═════ DOCUMENT SEGMENT ═════

Scientific classification
- Kingdom: Plantae
- Clade: Embryophytes
- Clade: Tracheophytes
- Clade: Angiosperms
- Clade: Eudicots
- Clade: Rosids
- Order: Rosales
- Family: Rhamnaceae
- Genus: Ceanothus
- Species: C. roderickii
- Binomial name: Ceanothus roderickii Knight

= Ceanothus roderickii =

- Genus: Ceanothus
- Species: roderickii
- Authority: Knight
- Conservation status: LE

Species of flowering plant

Ceanothus roderickii is a rare species of shrub in the family Rhamnaceae known by the common name Pine Hill ceanothus. It is endemic to western El Dorado County, California, where it grows in the chaparral and woodlands of the Sierra Nevada foothills, such as the Pine Hill Ecological Reserve. It is named after 20th century California flora explorer, botanist, and arboretum director Wayne Roderick.

==Description==
This rare shrub is up to about 3 meters wide and flat, forming low brambles or mats. The grayish brown stems root at nodes as they grow horizontally along the ground. The tiny evergreen leaves are oppositely arranged. Each is only about a centimeter long, widely lance-shaped and smooth along the edges or sometimes toothed near the tip. The top surface is green and hairless and the underside is somewhat woolly. The inflorescence is a small cluster of white to pale blue flowers. The fruit is a capsule about half a centimeter long, sometimes bearing small horns on top.

==Habitat==
Ceanothus roderickii is found almost exclusively on soils of gabbro origin in the Pine Hill Geological Formation. It is a federally listed endangered species.

==Conservation==
This endangered plant was first collected in 1956 near Shingle Springs. It is threatened by several factors, including suppression of the wildfire it requires for reproduction, off-road vehicles, road maintenance and construction, and development. There are ten to twenty remaining occurrences.

═════

**ABOUT THIS EXERCISE:** Reproduce the Ceanothus roderickii text between "Species of flowering" and "director Wayne Roderick.", inclusive.

═════ DATASET RECORDS ═════

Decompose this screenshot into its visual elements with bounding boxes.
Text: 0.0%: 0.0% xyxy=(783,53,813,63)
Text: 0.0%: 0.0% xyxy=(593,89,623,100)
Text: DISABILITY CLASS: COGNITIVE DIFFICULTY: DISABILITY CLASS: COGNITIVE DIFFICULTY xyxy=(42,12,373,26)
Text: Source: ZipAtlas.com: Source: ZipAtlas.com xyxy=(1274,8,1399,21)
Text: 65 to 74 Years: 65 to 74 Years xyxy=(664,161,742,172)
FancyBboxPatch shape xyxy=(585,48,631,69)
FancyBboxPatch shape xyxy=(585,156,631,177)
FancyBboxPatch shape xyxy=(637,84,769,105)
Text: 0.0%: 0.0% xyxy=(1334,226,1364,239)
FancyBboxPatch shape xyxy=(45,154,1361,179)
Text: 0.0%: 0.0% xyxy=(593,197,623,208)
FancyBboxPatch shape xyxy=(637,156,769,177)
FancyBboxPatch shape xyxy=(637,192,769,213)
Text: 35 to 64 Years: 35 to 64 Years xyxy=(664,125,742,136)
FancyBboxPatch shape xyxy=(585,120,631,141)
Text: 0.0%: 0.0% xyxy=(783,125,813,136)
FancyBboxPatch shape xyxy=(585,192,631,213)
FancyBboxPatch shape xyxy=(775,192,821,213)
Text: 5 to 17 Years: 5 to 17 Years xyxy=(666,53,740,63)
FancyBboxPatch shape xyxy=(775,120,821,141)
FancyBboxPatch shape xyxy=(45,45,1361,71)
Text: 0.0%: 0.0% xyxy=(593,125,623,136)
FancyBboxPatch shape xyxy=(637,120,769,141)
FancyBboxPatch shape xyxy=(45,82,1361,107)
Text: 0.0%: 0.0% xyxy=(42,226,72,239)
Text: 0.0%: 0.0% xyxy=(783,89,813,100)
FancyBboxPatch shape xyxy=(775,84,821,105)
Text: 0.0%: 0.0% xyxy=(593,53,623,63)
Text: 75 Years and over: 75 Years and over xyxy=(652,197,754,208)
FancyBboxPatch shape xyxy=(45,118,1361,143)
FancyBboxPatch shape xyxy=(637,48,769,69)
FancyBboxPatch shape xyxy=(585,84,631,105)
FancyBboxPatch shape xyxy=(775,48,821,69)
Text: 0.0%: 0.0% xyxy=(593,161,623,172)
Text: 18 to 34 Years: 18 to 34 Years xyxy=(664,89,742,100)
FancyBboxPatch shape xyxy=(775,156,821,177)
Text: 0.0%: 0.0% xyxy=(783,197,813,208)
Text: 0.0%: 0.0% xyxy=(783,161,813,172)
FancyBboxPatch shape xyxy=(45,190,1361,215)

═════

**RESPONSE FOR THIS EXERCISE:**
Species of flowering plant

Ceanothus roderickii is a rare species of shrub in the family Rhamnaceae known by the common name Pine Hill ceanothus. It is endemic to western El Dorado County, California, where it grows in the chaparral and woodlands of the Sierra Nevada foothills, such as the Pine Hill Ecological Reserve. It is named after 20th century California flora explorer, botanist, and arboretum director Wayne Roderick.